▶ **Given instruction**
Pick out each line of the records in which the word "will" appears.

▶ **Input data**
>>
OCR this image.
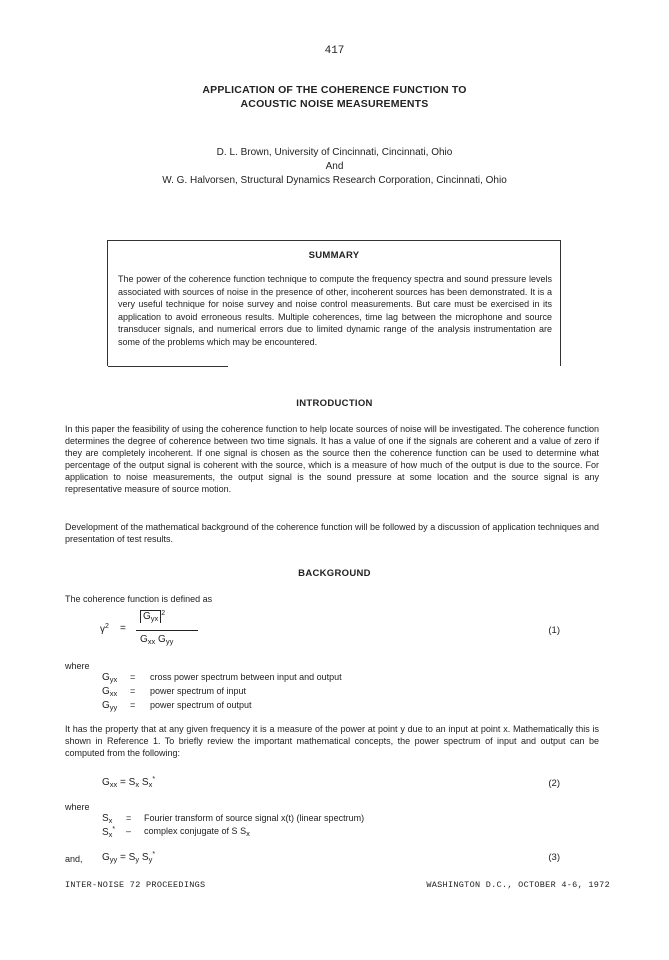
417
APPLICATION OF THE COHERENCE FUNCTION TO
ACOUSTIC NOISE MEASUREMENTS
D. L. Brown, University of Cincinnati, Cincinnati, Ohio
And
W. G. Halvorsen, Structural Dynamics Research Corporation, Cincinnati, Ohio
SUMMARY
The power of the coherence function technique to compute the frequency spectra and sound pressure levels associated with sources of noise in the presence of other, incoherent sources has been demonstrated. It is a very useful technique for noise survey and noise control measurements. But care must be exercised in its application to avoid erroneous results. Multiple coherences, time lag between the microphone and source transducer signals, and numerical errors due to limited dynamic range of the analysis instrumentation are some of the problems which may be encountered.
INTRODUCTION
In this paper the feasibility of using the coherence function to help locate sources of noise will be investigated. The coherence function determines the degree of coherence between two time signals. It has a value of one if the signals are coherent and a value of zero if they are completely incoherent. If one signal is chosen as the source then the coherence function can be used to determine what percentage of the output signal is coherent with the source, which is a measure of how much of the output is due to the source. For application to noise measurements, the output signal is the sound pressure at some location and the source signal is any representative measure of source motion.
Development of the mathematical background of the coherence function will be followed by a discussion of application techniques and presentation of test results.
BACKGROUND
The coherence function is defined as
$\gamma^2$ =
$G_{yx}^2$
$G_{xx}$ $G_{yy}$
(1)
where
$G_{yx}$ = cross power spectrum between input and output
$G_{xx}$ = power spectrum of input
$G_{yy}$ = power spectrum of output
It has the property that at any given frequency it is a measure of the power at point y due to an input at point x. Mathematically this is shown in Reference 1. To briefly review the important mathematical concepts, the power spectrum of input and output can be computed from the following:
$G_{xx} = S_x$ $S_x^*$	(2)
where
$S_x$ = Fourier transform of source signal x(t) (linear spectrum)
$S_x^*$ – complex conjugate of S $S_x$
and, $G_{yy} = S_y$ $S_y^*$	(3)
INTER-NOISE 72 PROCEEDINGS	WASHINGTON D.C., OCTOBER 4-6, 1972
<<
>>
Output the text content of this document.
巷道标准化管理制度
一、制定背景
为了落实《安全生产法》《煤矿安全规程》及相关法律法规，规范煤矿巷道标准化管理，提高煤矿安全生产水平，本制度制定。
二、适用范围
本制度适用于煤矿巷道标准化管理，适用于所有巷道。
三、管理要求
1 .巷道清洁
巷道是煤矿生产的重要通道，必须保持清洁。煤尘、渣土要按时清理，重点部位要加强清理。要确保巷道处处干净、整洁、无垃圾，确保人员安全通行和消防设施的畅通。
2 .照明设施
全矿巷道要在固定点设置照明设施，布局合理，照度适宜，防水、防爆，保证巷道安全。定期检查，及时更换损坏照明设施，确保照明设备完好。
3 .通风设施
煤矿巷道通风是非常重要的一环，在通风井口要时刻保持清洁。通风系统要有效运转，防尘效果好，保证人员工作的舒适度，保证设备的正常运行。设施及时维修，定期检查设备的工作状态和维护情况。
<<
▶ **Written solution**
In this paper the feasibility of using the coherence function to help locate sources of noise will be investigated. The coherence function determines the degree of coherence between two time signals. It has a value of one if the signals are coherent and a value of zero if they are completely incoherent. If one signal is chosen as the source then the coherence function can be used to determine what percentage of the output signal is coherent with the source, which is a measure of how much of the output is due to the source. For application to noise measurements, the output signal is the sound pressure at some location and the source signal is any representative measure of source motion.
Development of the mathematical background of the coherence function will be followed by a discussion of application techniques and presentation of test results.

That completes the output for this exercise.